---------- PROVIDED MATERIAL

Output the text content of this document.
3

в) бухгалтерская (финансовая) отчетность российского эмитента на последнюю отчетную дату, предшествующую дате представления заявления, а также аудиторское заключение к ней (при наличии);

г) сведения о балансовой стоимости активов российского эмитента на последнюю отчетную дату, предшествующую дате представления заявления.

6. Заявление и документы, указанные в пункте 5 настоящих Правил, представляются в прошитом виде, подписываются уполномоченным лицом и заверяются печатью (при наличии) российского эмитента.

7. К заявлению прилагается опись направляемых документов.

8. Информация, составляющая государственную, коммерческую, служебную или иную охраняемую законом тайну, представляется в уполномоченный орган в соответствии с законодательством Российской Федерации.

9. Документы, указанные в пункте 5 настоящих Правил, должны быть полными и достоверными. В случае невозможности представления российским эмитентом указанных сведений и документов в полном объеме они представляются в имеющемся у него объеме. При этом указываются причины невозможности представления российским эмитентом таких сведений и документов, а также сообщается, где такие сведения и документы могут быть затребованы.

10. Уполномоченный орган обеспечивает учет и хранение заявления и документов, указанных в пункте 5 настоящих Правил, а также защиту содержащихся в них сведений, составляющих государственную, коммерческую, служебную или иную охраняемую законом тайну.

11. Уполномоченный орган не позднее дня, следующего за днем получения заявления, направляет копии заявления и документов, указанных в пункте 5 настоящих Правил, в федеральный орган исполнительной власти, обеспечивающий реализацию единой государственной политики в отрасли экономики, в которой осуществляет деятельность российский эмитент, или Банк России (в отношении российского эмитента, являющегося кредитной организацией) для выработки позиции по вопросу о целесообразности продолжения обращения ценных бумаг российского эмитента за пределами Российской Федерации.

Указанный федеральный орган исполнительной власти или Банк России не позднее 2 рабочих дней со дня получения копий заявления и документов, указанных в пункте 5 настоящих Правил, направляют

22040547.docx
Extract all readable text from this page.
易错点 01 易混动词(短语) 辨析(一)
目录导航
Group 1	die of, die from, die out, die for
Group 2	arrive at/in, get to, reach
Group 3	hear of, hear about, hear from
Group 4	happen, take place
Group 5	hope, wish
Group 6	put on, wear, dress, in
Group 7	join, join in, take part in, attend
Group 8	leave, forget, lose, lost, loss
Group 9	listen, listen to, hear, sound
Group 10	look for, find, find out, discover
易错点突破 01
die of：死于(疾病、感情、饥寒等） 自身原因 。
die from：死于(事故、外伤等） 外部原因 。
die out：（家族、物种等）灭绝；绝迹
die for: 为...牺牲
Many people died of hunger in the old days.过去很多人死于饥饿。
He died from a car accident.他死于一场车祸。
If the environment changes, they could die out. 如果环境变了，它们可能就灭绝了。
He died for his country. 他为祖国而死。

--------------------

__TASK TO CARRY OUT__
Repeat exactly the lines from the line containing "Extract all readable text from this page." through the last line of the records above, including both, and nothing else.

__EXERCISE OUTPUT__
Extract all readable text from this page.
易错点 01 易混动词(短语) 辨析(一)
目录导航
Group 1	die of, die from, die out, die for
Group 2	arrive at/in, get to, reach
Group 3	hear of, hear about, hear from
Group 4	happen, take place
Group 5	hope, wish
Group 6	put on, wear, dress, in
Group 7	join, join in, take part in, attend
Group 8	leave, forget, lose, lost, loss
Group 9	listen, listen to, hear, sound
Group 10	look for, find, find out, discover
易错点突破 01
die of：死于(疾病、感情、饥寒等） 自身原因 。
die from：死于(事故、外伤等） 外部原因 。
die out：（家族、物种等）灭绝；绝迹
die for: 为...牺牲
Many people died of hunger in the old days.过去很多人死于饥饿。
He died from a car accident.他死于一场车祸。
If the environment changes, they could die out. 如果环境变了，它们可能就灭绝了。
He died for his country. 他为祖国而死。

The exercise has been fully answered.